**Written problem:** Every entry that follows should be reproduced exactly.

** Start **

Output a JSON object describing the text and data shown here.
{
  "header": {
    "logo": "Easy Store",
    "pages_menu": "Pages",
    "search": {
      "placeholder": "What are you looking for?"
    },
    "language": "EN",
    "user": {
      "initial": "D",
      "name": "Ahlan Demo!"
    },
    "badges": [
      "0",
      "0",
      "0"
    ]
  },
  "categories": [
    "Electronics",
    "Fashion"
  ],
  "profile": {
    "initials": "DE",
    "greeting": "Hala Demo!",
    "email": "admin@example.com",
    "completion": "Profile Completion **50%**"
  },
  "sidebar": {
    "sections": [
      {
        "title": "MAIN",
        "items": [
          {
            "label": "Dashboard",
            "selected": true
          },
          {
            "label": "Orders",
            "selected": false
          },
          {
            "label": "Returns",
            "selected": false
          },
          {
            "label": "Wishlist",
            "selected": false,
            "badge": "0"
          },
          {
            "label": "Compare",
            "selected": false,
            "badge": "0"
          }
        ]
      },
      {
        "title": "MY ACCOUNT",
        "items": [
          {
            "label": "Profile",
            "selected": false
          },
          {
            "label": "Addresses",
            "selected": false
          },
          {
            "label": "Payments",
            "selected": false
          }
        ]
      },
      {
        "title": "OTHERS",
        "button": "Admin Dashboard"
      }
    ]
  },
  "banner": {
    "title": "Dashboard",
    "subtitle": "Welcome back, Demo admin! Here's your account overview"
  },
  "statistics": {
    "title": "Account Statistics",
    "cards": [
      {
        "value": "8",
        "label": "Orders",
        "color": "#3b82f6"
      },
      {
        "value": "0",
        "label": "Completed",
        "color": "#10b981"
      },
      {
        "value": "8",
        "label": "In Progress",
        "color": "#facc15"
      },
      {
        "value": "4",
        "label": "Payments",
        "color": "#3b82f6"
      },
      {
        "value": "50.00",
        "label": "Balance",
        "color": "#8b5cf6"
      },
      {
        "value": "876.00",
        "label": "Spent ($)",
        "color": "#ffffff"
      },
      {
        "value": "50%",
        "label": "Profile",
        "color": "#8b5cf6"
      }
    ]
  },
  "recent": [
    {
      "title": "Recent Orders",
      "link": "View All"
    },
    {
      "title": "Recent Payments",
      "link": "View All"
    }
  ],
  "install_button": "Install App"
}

** End **

**Finished task:**
Output a JSON object describing the text and data shown here.
{
  "header": {
    "logo": "Easy Store",
    "pages_menu": "Pages",
    "search": {
      "placeholder": "What are you looking for?"
    },
    "language": "EN",
    "user": {
      "initial": "D",
      "name": "Ahlan Demo!"
    },
    "badges": [
      "0",
      "0",
      "0"
    ]
  },
  "categories": [
    "Electronics",
    "Fashion"
  ],
  "profile": {
    "initials": "DE",
    "greeting": "Hala Demo!",
    "email": "admin@example.com",
    "completion": "Profile Completion **50%**"
  },
  "sidebar": {
    "sections": [
      {
        "title": "MAIN",
        "items": [
          {
            "label": "Dashboard",
            "selected": true
          },
          {
            "label": "Orders",
            "selected": false
          },
          {
            "label": "Returns",
            "selected": false
          },
          {
            "label": "Wishlist",
            "selected": false,
            "badge": "0"
          },
          {
            "label": "Compare",
            "selected": false,
            "badge": "0"
          }
        ]
      },
      {
        "title": "MY ACCOUNT",
        "items": [
          {
            "label": "Profile",
            "selected": false
          },
          {
            "label": "Addresses",
            "selected": false
          },
          {
            "label": "Payments",
            "selected": false
          }
        ]
      },
      {
        "title": "OTHERS",
        "button": "Admin Dashboard"
      }
    ]
  },
  "banner": {
    "title": "Dashboard",
    "subtitle": "Welcome back, Demo admin! Here's your account overview"
  },
  "statistics": {
    "title": "Account Statistics",
    "cards": [
      {
        "value": "8",
        "label": "Orders",
        "color": "#3b82f6"
      },
      {
        "value": "0",
        "label": "Completed",
        "color": "#10b981"
      },
      {
        "value": "8",
        "label": "In Progress",
        "color": "#facc15"
      },
      {
        "value": "4",
        "label": "Payments",
        "color": "#3b82f6"
      },
      {
        "value": "50.00",
        "label": "Balance",
        "color": "#8b5cf6"
      },
      {
        "value": "876.00",
        "label": "Spent ($)",
        "color": "#ffffff"
      },
      {
        "value": "50%",
        "label": "Profile",
        "color": "#8b5cf6"
      }
    ]
  },
  "recent": [
    {
      "title": "Recent Orders",
      "link": "View All"
    },
    {
      "title": "Recent Payments",
      "link": "View All"
    }
  ],
  "install_button": "Install App"
}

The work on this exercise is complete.